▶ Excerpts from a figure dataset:
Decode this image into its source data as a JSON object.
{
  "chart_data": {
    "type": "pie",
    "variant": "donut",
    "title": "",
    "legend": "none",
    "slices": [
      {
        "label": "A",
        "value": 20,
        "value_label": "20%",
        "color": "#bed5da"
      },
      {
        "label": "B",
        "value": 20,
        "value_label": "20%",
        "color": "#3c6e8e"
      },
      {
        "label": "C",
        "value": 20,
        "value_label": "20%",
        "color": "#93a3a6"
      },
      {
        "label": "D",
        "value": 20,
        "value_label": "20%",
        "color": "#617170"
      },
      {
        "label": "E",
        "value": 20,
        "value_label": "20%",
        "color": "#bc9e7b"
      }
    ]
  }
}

▶ Task to carry out: Check every line of the data, and copy the ones that contain "color".

▶ Task answer:
        "color": "#bed5da"
        "color": "#3c6e8e"
        "color": "#93a3a6"
        "color": "#617170"
        "color": "#bc9e7b"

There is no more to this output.